** Start of Recorded information **

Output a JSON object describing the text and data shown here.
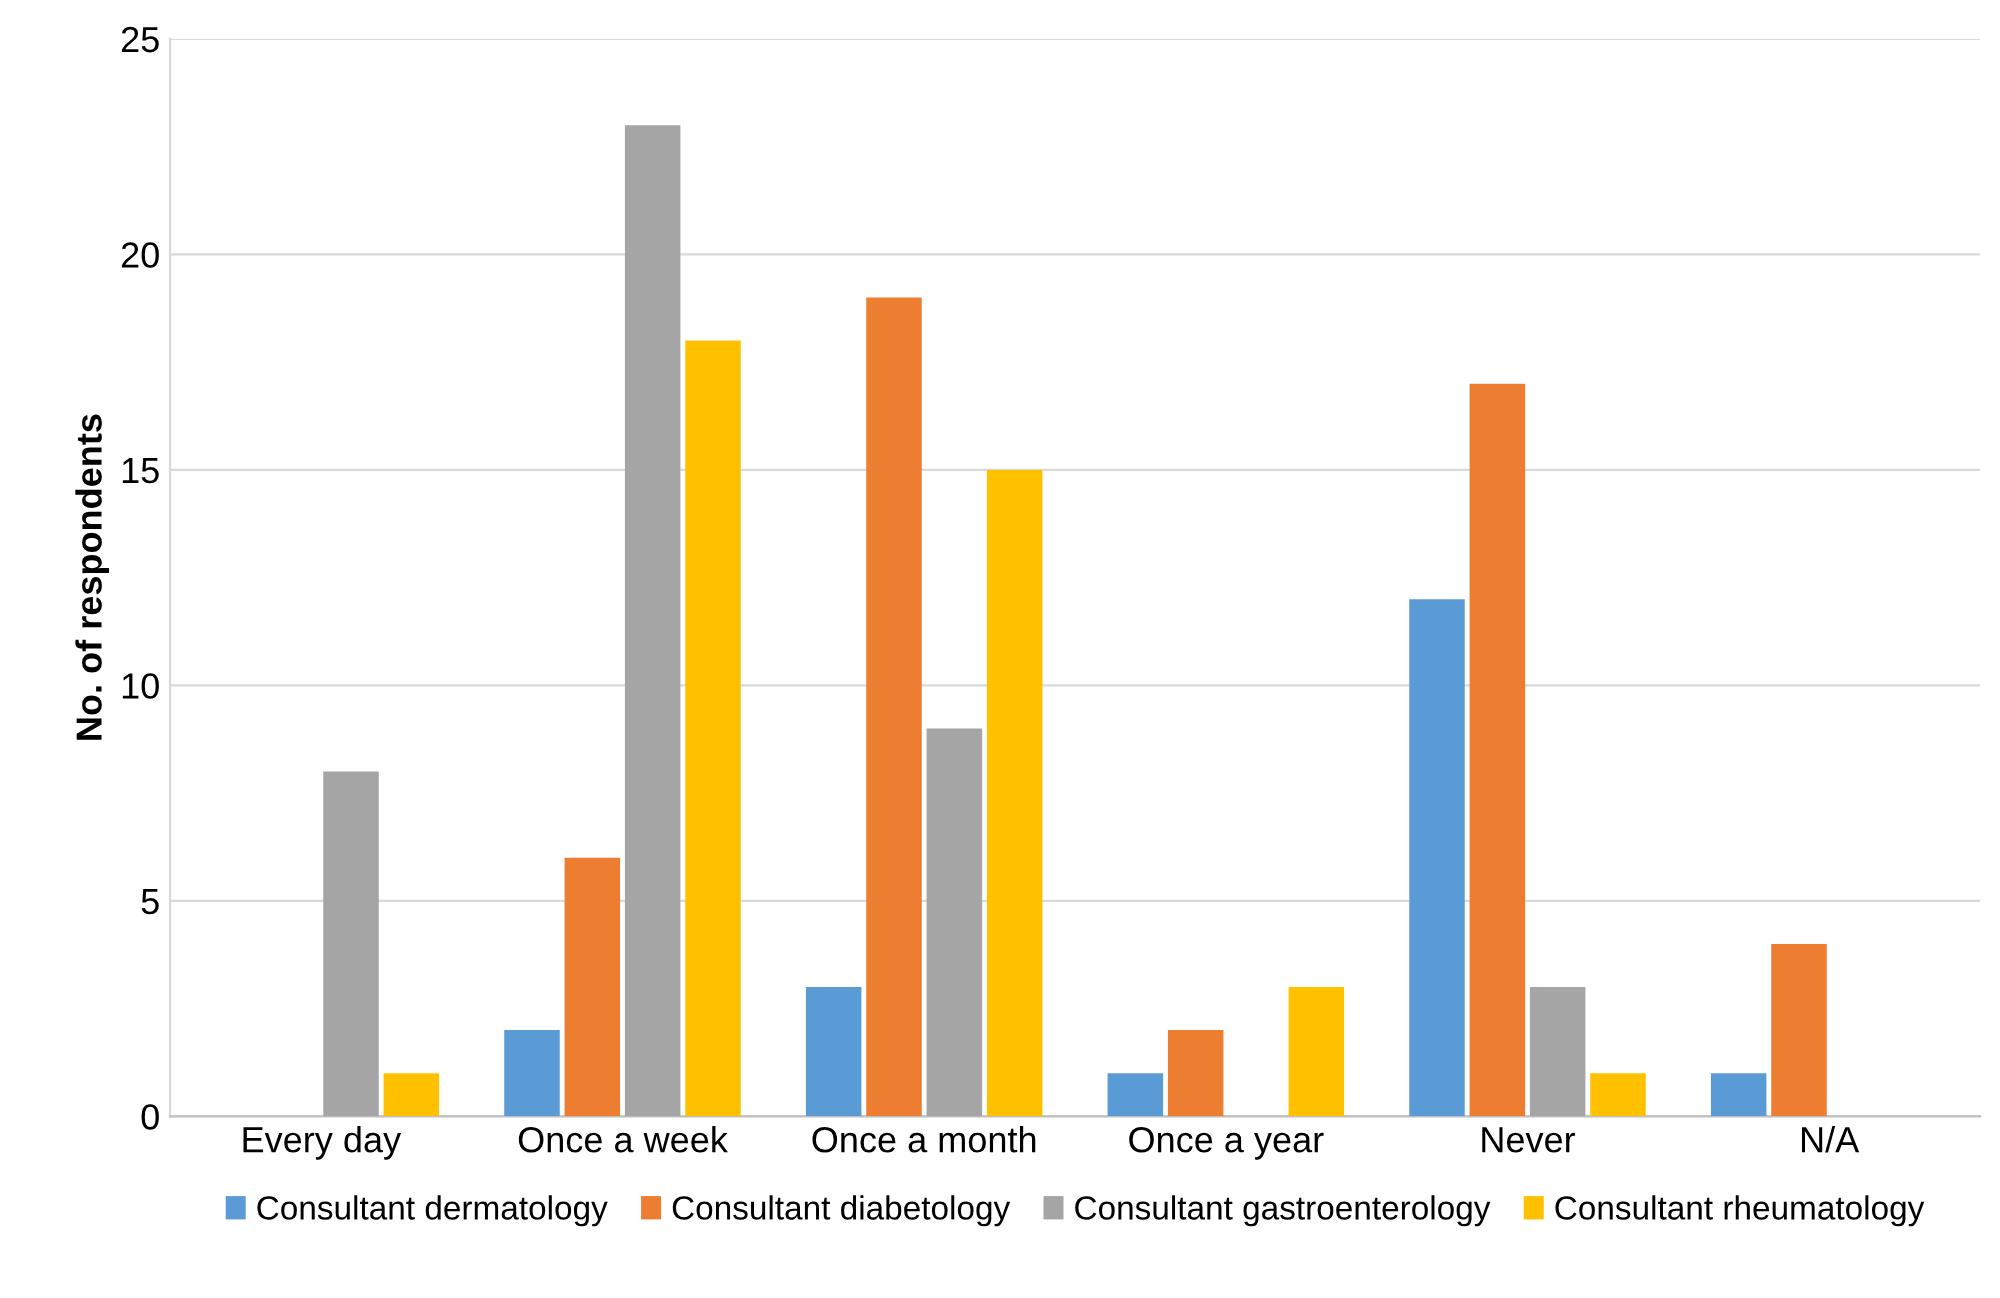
{
  "chart_data": {
    "type": "bar",
    "ylabel": "No. of respondents",
    "categories": [
      "Every day",
      "Once a week",
      "Once a month",
      "Once a year",
      "Never",
      "N/A"
    ],
    "series": [
      {
        "name": "Consultant dermatology",
        "color": "#5b9bd5",
        "values": [
          0,
          2,
          3,
          1,
          12,
          1
        ]
      },
      {
        "name": "Consultant diabetology",
        "color": "#ed7d31",
        "values": [
          0,
          6,
          19,
          2,
          17,
          4
        ]
      },
      {
        "name": "Consultant gastroenterology",
        "color": "#a5a5a5",
        "values": [
          8,
          23,
          9,
          0,
          3,
          0
        ]
      },
      {
        "name": "Consultant rheumatology",
        "color": "#ffc000",
        "values": [
          1,
          18,
          15,
          3,
          1,
          0
        ]
      }
    ],
    "ylim": [
      0,
      25
    ],
    "yticks": [
      0,
      5,
      10,
      15,
      20,
      25
    ],
    "grid": "y",
    "legend": "bottom"
  }
}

** End of Recorded information **

Repeat the listing in full and exactly. Do not include any images.

Full response:
Output a JSON object describing the text and data shown here.
{
  "chart_data": {
    "type": "bar",
    "ylabel": "No. of respondents",
    "categories": [
      "Every day",
      "Once a week",
      "Once a month",
      "Once a year",
      "Never",
      "N/A"
    ],
    "series": [
      {
        "name": "Consultant dermatology",
        "color": "#5b9bd5",
        "values": [
          0,
          2,
          3,
          1,
          12,
          1
        ]
      },
      {
        "name": "Consultant diabetology",
        "color": "#ed7d31",
        "values": [
          0,
          6,
          19,
          2,
          17,
          4
        ]
      },
      {
        "name": "Consultant gastroenterology",
        "color": "#a5a5a5",
        "values": [
          8,
          23,
          9,
          0,
          3,
          0
        ]
      },
      {
        "name": "Consultant rheumatology",
        "color": "#ffc000",
        "values": [
          1,
          18,
          15,
          3,
          1,
          0
        ]
      }
    ],
    "ylim": [
      0,
      25
    ],
    "yticks": [
      0,
      5,
      10,
      15,
      20,
      25
    ],
    "grid": "y",
    "legend": "bottom"
  }
}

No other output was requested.